> _WHAT NEEDS TO BE DONE_:
Copy out all the entries word for word.

(Some records)
[start]
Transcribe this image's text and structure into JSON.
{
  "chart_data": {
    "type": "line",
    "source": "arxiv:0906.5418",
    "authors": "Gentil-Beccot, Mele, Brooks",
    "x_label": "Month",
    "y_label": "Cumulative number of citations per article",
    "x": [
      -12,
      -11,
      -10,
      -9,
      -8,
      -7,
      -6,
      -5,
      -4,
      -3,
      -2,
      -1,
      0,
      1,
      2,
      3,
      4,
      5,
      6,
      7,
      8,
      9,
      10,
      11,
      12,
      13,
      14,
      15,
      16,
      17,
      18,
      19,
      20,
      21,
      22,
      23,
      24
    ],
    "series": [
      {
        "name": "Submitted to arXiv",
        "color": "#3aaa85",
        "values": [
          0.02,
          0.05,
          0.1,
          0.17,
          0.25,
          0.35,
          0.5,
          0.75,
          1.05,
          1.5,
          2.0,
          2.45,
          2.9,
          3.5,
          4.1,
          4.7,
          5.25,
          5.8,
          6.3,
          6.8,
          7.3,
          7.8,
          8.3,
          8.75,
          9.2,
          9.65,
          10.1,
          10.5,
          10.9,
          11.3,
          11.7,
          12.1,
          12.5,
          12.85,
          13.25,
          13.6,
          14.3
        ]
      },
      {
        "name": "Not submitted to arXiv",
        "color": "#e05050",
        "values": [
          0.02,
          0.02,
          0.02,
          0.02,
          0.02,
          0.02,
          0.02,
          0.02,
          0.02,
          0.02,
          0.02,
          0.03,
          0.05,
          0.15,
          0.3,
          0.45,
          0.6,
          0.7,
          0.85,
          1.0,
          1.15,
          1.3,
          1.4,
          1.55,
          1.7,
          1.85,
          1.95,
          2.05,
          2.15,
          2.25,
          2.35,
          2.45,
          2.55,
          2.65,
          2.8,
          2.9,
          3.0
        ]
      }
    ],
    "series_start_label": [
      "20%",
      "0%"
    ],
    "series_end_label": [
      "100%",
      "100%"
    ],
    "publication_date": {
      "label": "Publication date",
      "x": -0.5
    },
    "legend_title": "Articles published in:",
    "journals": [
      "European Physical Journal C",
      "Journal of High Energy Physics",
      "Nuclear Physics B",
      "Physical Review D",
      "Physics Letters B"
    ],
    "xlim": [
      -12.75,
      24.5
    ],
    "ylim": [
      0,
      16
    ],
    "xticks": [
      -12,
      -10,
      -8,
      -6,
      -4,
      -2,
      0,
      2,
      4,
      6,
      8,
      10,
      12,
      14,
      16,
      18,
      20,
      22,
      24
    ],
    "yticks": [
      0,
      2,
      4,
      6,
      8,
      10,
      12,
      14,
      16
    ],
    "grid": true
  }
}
[end]
> _EXERCISE ANSWER_:
Transcribe this image's text and structure into JSON.
{
  "chart_data": {
    "type": "line",
    "source": "arxiv:0906.5418",
    "authors": "Gentil-Beccot, Mele, Brooks",
    "x_label": "Month",
    "y_label": "Cumulative number of citations per article",
    "x": [
      -12,
      -11,
      -10,
      -9,
      -8,
      -7,
      -6,
      -5,
      -4,
      -3,
      -2,
      -1,
      0,
      1,
      2,
      3,
      4,
      5,
      6,
      7,
      8,
      9,
      10,
      11,
      12,
      13,
      14,
      15,
      16,
      17,
      18,
      19,
      20,
      21,
      22,
      23,
      24
    ],
    "series": [
      {
        "name": "Submitted to arXiv",
        "color": "#3aaa85",
        "values": [
          0.02,
          0.05,
          0.1,
          0.17,
          0.25,
          0.35,
          0.5,
          0.75,
          1.05,
          1.5,
          2.0,
          2.45,
          2.9,
          3.5,
          4.1,
          4.7,
          5.25,
          5.8,
          6.3,
          6.8,
          7.3,
          7.8,
          8.3,
          8.75,
          9.2,
          9.65,
          10.1,
          10.5,
          10.9,
          11.3,
          11.7,
          12.1,
          12.5,
          12.85,
          13.25,
          13.6,
          14.3
        ]
      },
      {
        "name": "Not submitted to arXiv",
        "color": "#e05050",
        "values": [
          0.02,
          0.02,
          0.02,
          0.02,
          0.02,
          0.02,
          0.02,
          0.02,
          0.02,
          0.02,
          0.02,
          0.03,
          0.05,
          0.15,
          0.3,
          0.45,
          0.6,
          0.7,
          0.85,
          1.0,
          1.15,
          1.3,
          1.4,
          1.55,
          1.7,
          1.85,
          1.95,
          2.05,
          2.15,
          2.25,
          2.35,
          2.45,
          2.55,
          2.65,
          2.8,
          2.9,
          3.0
        ]
      }
    ],
    "series_start_label": [
      "20%",
      "0%"
    ],
    "series_end_label": [
      "100%",
      "100%"
    ],
    "publication_date": {
      "label": "Publication date",
      "x": -0.5
    },
    "legend_title": "Articles published in:",
    "journals": [
      "European Physical Journal C",
      "Journal of High Energy Physics",
      "Nuclear Physics B",
      "Physical Review D",
      "Physics Letters B"
    ],
    "xlim": [
      -12.75,
      24.5
    ],
    "ylim": [
      0,
      16
    ],
    "xticks": [
      -12,
      -10,
      -8,
      -6,
      -4,
      -2,
      0,
      2,
      4,
      6,
      8,
      10,
      12,
      14,
      16,
      18,
      20,
      22,
      24
    ],
    "yticks": [
      0,
      2,
      4,
      6,
      8,
      10,
      12,
      14,
      16
    ],
    "grid": true
  }
}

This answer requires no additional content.